Stored rows -
+===+
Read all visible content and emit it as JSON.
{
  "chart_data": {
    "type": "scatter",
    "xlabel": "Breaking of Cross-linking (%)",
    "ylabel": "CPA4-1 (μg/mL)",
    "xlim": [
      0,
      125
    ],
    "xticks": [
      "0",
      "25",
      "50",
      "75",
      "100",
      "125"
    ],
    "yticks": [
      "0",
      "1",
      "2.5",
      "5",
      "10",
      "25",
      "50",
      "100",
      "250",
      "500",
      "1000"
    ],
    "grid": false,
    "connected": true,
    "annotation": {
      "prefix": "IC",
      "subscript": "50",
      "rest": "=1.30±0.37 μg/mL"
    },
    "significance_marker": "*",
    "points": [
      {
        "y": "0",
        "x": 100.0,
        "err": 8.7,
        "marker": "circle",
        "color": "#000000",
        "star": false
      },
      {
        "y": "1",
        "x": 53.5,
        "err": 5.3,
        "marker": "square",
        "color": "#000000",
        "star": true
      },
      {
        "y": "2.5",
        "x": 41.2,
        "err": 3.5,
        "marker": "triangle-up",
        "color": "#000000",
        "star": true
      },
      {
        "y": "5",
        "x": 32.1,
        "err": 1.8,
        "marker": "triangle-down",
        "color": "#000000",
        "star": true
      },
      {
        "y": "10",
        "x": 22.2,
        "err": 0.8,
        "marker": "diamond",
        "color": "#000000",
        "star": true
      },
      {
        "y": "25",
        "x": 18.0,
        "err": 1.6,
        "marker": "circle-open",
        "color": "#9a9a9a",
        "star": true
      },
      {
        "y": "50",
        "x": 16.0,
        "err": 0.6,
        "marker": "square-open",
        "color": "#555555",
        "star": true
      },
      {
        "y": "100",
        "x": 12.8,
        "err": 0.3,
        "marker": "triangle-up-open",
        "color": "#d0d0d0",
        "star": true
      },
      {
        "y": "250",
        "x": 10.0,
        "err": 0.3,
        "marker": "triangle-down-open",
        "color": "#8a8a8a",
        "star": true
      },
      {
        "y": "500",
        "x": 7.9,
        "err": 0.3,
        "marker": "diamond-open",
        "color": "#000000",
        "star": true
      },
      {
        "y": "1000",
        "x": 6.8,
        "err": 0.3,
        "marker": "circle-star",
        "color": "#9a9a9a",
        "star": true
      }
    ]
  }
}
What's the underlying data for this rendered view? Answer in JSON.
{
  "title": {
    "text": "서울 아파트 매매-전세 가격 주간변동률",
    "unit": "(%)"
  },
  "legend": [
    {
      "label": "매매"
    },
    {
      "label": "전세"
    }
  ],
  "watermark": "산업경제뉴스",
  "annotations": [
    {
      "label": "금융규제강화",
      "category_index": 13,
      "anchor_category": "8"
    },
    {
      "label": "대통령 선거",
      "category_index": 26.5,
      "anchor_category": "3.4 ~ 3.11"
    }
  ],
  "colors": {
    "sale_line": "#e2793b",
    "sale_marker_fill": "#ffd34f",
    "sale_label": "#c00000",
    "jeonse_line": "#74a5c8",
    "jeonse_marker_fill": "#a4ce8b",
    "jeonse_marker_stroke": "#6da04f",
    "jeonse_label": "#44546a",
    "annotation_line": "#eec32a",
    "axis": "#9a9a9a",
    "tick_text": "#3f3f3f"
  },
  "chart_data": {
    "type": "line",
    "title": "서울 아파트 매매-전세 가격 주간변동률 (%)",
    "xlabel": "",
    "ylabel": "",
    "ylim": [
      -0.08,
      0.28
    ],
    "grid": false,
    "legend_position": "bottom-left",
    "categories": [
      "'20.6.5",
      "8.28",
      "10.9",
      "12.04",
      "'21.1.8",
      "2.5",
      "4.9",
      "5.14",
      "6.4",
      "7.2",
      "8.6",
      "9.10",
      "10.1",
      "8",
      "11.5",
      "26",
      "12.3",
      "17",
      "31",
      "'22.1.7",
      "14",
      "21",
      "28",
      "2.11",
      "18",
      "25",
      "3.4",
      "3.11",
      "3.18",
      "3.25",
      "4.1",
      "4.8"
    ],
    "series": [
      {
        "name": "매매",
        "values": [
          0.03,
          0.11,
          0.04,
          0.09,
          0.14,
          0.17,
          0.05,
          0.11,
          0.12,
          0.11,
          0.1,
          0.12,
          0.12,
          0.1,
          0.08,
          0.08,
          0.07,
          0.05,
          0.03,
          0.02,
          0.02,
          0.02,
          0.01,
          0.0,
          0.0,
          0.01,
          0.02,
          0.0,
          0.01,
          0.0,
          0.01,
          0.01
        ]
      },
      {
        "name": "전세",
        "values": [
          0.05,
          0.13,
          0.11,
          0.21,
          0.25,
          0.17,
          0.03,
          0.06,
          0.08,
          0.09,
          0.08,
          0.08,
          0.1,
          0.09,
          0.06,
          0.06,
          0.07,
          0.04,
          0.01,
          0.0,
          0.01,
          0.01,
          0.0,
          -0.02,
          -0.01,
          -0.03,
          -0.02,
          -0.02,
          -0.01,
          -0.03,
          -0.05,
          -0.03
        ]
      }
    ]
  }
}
+===+
Please reproduce all of the entries exactly as they stand.

Read all visible content and emit it as JSON.
{
  "chart_data": {
    "type": "scatter",
    "xlabel": "Breaking of Cross-linking (%)",
    "ylabel": "CPA4-1 (μg/mL)",
    "xlim": [
      0,
      125
    ],
    "xticks": [
      "0",
      "25",
      "50",
      "75",
      "100",
      "125"
    ],
    "yticks": [
      "0",
      "1",
      "2.5",
      "5",
      "10",
      "25",
      "50",
      "100",
      "250",
      "500",
      "1000"
    ],
    "grid": false,
    "connected": true,
    "annotation": {
      "prefix": "IC",
      "subscript": "50",
      "rest": "=1.30±0.37 μg/mL"
    },
    "significance_marker": "*",
    "points": [
      {
        "y": "0",
        "x": 100.0,
        "err": 8.7,
        "marker": "circle",
        "color": "#000000",
        "star": false
      },
      {
        "y": "1",
        "x": 53.5,
        "err": 5.3,
        "marker": "square",
        "color": "#000000",
        "star": true
      },
      {
        "y": "2.5",
        "x": 41.2,
        "err": 3.5,
        "marker": "triangle-up",
        "color": "#000000",
        "star": true
      },
      {
        "y": "5",
        "x": 32.1,
        "err": 1.8,
        "marker": "triangle-down",
        "color": "#000000",
        "star": true
      },
      {
        "y": "10",
        "x": 22.2,
        "err": 0.8,
        "marker": "diamond",
        "color": "#000000",
        "star": true
      },
      {
        "y": "25",
        "x": 18.0,
        "err": 1.6,
        "marker": "circle-open",
        "color": "#9a9a9a",
        "star": true
      },
      {
        "y": "50",
        "x": 16.0,
        "err": 0.6,
        "marker": "square-open",
        "color": "#555555",
        "star": true
      },
      {
        "y": "100",
        "x": 12.8,
        "err": 0.3,
        "marker": "triangle-up-open",
        "color": "#d0d0d0",
        "star": true
      },
      {
        "y": "250",
        "x": 10.0,
        "err": 0.3,
        "marker": "triangle-down-open",
        "color": "#8a8a8a",
        "star": true
      },
      {
        "y": "500",
        "x": 7.9,
        "err": 0.3,
        "marker": "diamond-open",
        "color": "#000000",
        "star": true
      },
      {
        "y": "1000",
        "x": 6.8,
        "err": 0.3,
        "marker": "circle-star",
        "color": "#9a9a9a",
        "star": true
      }
    ]
  }
}
What's the underlying data for this rendered view? Answer in JSON.
{
  "title": {
    "text": "서울 아파트 매매-전세 가격 주간변동률",
    "unit": "(%)"
  },
  "legend": [
    {
      "label": "매매"
    },
    {
      "label": "전세"
    }
  ],
  "watermark": "산업경제뉴스",
  "annotations": [
    {
      "label": "금융규제강화",
      "category_index": 13,
      "anchor_category": "8"
    },
    {
      "label": "대통령 선거",
      "category_index": 26.5,
      "anchor_category": "3.4 ~ 3.11"
    }
  ],
  "colors": {
    "sale_line": "#e2793b",
    "sale_marker_fill": "#ffd34f",
    "sale_label": "#c00000",
    "jeonse_line": "#74a5c8",
    "jeonse_marker_fill": "#a4ce8b",
    "jeonse_marker_stroke": "#6da04f",
    "jeonse_label": "#44546a",
    "annotation_line": "#eec32a",
    "axis": "#9a9a9a",
    "tick_text": "#3f3f3f"
  },
  "chart_data": {
    "type": "line",
    "title": "서울 아파트 매매-전세 가격 주간변동률 (%)",
    "xlabel": "",
    "ylabel": "",
    "ylim": [
      -0.08,
      0.28
    ],
    "grid": false,
    "legend_position": "bottom-left",
    "categories": [
      "'20.6.5",
      "8.28",
      "10.9",
      "12.04",
      "'21.1.8",
      "2.5",
      "4.9",
      "5.14",
      "6.4",
      "7.2",
      "8.6",
      "9.10",
      "10.1",
      "8",
      "11.5",
      "26",
      "12.3",
      "17",
      "31",
      "'22.1.7",
      "14",
      "21",
      "28",
      "2.11",
      "18",
      "25",
      "3.4",
      "3.11",
      "3.18",
      "3.25",
      "4.1",
      "4.8"
    ],
    "series": [
      {
        "name": "매매",
        "values": [
          0.03,
          0.11,
          0.04,
          0.09,
          0.14,
          0.17,
          0.05,
          0.11,
          0.12,
          0.11,
          0.1,
          0.12,
          0.12,
          0.1,
          0.08,
          0.08,
          0.07,
          0.05,
          0.03,
          0.02,
          0.02,
          0.02,
          0.01,
          0.0,
          0.0,
          0.01,
          0.02,
          0.0,
          0.01,
          0.0,
          0.01,
          0.01
        ]
      },
      {
        "name": "전세",
        "values": [
          0.05,
          0.13,
          0.11,
          0.21,
          0.25,
          0.17,
          0.03,
          0.06,
          0.08,
          0.09,
          0.08,
          0.08,
          0.1,
          0.09,
          0.06,
          0.06,
          0.07,
          0.04,
          0.01,
          0.0,
          0.01,
          0.01,
          0.0,
          -0.02,
          -0.01,
          -0.03,
          -0.02,
          -0.02,
          -0.01,
          -0.03,
          -0.05,
          -0.03
        ]
      }
    ]
  }
}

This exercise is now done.